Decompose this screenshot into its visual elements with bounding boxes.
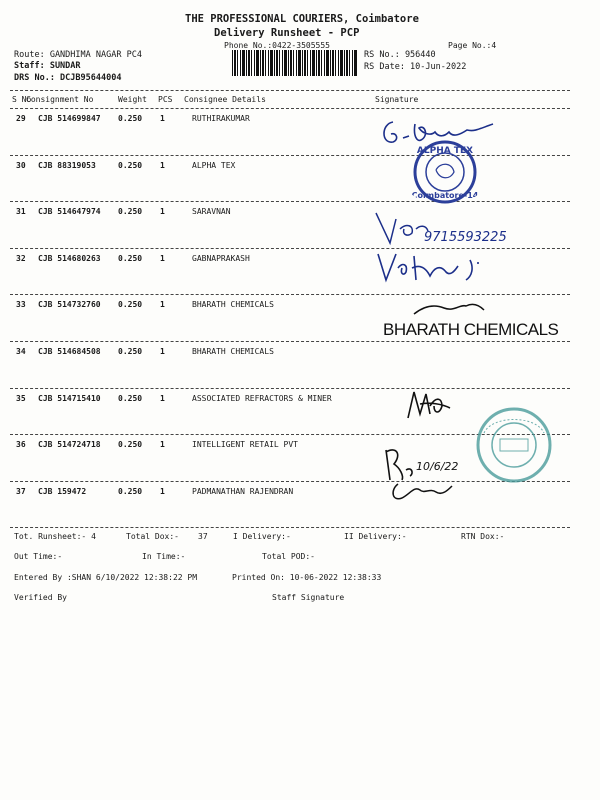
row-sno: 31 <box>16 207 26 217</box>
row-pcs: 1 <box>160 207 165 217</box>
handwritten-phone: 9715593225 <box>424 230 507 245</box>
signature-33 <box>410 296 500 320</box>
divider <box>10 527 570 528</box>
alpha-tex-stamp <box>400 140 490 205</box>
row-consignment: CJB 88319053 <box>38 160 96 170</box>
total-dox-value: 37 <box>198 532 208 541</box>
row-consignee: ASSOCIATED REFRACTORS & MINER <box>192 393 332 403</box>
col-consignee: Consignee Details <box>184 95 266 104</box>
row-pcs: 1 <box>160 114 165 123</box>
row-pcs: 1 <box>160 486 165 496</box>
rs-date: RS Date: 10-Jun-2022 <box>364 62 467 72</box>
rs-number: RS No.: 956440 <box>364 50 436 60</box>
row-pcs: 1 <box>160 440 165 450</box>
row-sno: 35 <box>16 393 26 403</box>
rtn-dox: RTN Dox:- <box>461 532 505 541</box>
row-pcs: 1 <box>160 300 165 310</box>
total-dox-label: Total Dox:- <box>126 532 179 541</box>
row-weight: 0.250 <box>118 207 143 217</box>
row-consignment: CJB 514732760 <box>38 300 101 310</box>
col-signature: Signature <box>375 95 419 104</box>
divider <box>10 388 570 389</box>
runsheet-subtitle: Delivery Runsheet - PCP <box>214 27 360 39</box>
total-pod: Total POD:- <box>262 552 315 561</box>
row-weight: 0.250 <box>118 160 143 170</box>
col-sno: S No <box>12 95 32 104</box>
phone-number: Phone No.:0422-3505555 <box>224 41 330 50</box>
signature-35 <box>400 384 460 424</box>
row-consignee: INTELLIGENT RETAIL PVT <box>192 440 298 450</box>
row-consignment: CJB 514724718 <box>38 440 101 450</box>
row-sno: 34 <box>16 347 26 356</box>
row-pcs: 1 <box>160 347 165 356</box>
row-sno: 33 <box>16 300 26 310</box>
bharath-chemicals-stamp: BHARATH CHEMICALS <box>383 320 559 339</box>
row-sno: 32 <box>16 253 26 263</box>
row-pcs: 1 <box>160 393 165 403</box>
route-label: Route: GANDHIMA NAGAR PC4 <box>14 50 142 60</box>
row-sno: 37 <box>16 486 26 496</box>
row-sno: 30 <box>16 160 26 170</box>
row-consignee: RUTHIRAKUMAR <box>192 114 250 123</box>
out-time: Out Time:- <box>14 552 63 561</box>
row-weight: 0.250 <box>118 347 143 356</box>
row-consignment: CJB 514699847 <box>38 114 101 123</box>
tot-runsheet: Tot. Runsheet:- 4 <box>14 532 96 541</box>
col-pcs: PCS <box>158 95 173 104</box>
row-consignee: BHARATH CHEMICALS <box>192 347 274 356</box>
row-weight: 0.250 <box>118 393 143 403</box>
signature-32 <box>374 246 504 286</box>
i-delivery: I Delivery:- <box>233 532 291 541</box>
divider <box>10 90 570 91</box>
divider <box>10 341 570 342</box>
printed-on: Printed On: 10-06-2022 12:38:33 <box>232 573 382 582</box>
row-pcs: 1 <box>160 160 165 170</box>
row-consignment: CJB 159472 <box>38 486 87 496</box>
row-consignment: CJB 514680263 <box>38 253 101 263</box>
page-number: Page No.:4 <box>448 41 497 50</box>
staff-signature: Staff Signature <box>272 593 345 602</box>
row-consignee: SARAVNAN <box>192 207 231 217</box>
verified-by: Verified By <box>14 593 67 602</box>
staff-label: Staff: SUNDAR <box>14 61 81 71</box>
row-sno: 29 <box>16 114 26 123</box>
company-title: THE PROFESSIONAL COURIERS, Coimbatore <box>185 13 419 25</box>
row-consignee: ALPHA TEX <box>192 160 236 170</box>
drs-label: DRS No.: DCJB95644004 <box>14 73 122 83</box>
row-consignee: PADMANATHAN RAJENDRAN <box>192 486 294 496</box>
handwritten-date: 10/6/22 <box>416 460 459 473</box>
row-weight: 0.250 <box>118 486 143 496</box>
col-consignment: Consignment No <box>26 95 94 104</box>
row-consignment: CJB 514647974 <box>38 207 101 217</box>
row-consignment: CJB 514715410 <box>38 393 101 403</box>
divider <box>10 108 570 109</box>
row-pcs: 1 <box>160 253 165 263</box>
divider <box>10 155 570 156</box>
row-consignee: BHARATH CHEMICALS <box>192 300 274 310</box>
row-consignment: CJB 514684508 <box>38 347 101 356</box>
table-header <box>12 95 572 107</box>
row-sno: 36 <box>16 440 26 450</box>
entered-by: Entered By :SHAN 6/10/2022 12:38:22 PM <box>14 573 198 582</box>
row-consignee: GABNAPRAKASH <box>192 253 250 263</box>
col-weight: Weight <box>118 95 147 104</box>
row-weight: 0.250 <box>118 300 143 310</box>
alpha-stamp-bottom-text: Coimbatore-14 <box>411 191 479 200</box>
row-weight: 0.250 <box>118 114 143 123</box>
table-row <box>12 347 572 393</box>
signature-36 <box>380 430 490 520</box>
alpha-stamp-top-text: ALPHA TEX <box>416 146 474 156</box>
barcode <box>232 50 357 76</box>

» **OBJECTIVE**
Copy the entire listing above verbatim, leaving out the picture.

» **EXERCISE ANSWER**
Decompose this screenshot into its visual elements with bounding boxes.
row-sno: 31 <box>16 207 26 217</box>
row-pcs: 1 <box>160 207 165 217</box>
handwritten-phone: 9715593225 <box>424 230 507 245</box>
signature-33 <box>410 296 500 320</box>
divider <box>10 527 570 528</box>
alpha-tex-stamp <box>400 140 490 205</box>
row-consignment: CJB 88319053 <box>38 160 96 170</box>
total-dox-value: 37 <box>198 532 208 541</box>
row-consignee: ASSOCIATED REFRACTORS & MINER <box>192 393 332 403</box>
col-consignee: Consignee Details <box>184 95 266 104</box>
row-pcs: 1 <box>160 114 165 123</box>
row-pcs: 1 <box>160 486 165 496</box>
rs-date: RS Date: 10-Jun-2022 <box>364 62 467 72</box>
rs-number: RS No.: 956440 <box>364 50 436 60</box>
row-pcs: 1 <box>160 440 165 450</box>
row-sno: 35 <box>16 393 26 403</box>
rtn-dox: RTN Dox:- <box>461 532 505 541</box>
row-pcs: 1 <box>160 300 165 310</box>
total-dox-label: Total Dox:- <box>126 532 179 541</box>
row-weight: 0.250 <box>118 207 143 217</box>
row-consignment: CJB 514732760 <box>38 300 101 310</box>
col-signature: Signature <box>375 95 419 104</box>
divider <box>10 388 570 389</box>
runsheet-subtitle: Delivery Runsheet - PCP <box>214 27 360 39</box>
total-pod: Total POD:- <box>262 552 315 561</box>
row-weight: 0.250 <box>118 160 143 170</box>
col-sno: S No <box>12 95 32 104</box>
phone-number: Phone No.:0422-3505555 <box>224 41 330 50</box>
signature-35 <box>400 384 460 424</box>
row-consignee: INTELLIGENT RETAIL PVT <box>192 440 298 450</box>
row-consignment: CJB 514724718 <box>38 440 101 450</box>
row-sno: 34 <box>16 347 26 356</box>
row-pcs: 1 <box>160 347 165 356</box>
row-sno: 33 <box>16 300 26 310</box>
bharath-chemicals-stamp: BHARATH CHEMICALS <box>383 320 559 339</box>
row-sno: 32 <box>16 253 26 263</box>
row-pcs: 1 <box>160 393 165 403</box>
route-label: Route: GANDHIMA NAGAR PC4 <box>14 50 142 60</box>
row-sno: 37 <box>16 486 26 496</box>
row-sno: 30 <box>16 160 26 170</box>
row-consignee: RUTHIRAKUMAR <box>192 114 250 123</box>
out-time: Out Time:- <box>14 552 63 561</box>
row-weight: 0.250 <box>118 347 143 356</box>
row-consignment: CJB 514699847 <box>38 114 101 123</box>
tot-runsheet: Tot. Runsheet:- 4 <box>14 532 96 541</box>
col-pcs: PCS <box>158 95 173 104</box>
row-consignee: BHARATH CHEMICALS <box>192 347 274 356</box>
row-weight: 0.250 <box>118 393 143 403</box>
signature-32 <box>374 246 504 286</box>
i-delivery: I Delivery:- <box>233 532 291 541</box>
divider <box>10 90 570 91</box>
divider <box>10 341 570 342</box>
printed-on: Printed On: 10-06-2022 12:38:33 <box>232 573 382 582</box>
row-pcs: 1 <box>160 160 165 170</box>
row-consignment: CJB 159472 <box>38 486 87 496</box>
row-consignment: CJB 514680263 <box>38 253 101 263</box>
page-number: Page No.:4 <box>448 41 497 50</box>
staff-signature: Staff Signature <box>272 593 345 602</box>
row-consignee: SARAVNAN <box>192 207 231 217</box>
verified-by: Verified By <box>14 593 67 602</box>
staff-label: Staff: SUNDAR <box>14 61 81 71</box>
row-sno: 29 <box>16 114 26 123</box>
company-title: THE PROFESSIONAL COURIERS, Coimbatore <box>185 13 419 25</box>
row-consignee: ALPHA TEX <box>192 160 236 170</box>
drs-label: DRS No.: DCJB95644004 <box>14 73 122 83</box>
row-consignee: PADMANATHAN RAJENDRAN <box>192 486 294 496</box>
handwritten-date: 10/6/22 <box>416 460 459 473</box>
row-weight: 0.250 <box>118 486 143 496</box>
col-consignment: Consignment No <box>26 95 94 104</box>
row-consignment: CJB 514647974 <box>38 207 101 217</box>
row-consignment: CJB 514715410 <box>38 393 101 403</box>
divider <box>10 108 570 109</box>
row-pcs: 1 <box>160 253 165 263</box>
divider <box>10 155 570 156</box>
row-consignee: BHARATH CHEMICALS <box>192 300 274 310</box>
row-consignment: CJB 514684508 <box>38 347 101 356</box>
table-header <box>12 95 572 107</box>
row-sno: 36 <box>16 440 26 450</box>
entered-by: Entered By :SHAN 6/10/2022 12:38:22 PM <box>14 573 198 582</box>
row-consignee: GABNAPRAKASH <box>192 253 250 263</box>
col-weight: Weight <box>118 95 147 104</box>
row-weight: 0.250 <box>118 300 143 310</box>
alpha-stamp-bottom-text: Coimbatore-14 <box>411 191 479 200</box>
row-weight: 0.250 <box>118 114 143 123</box>
table-row <box>12 347 572 393</box>
signature-36 <box>380 430 490 520</box>
alpha-stamp-top-text: ALPHA TEX <box>416 146 474 156</box>
barcode <box>232 50 357 76</box>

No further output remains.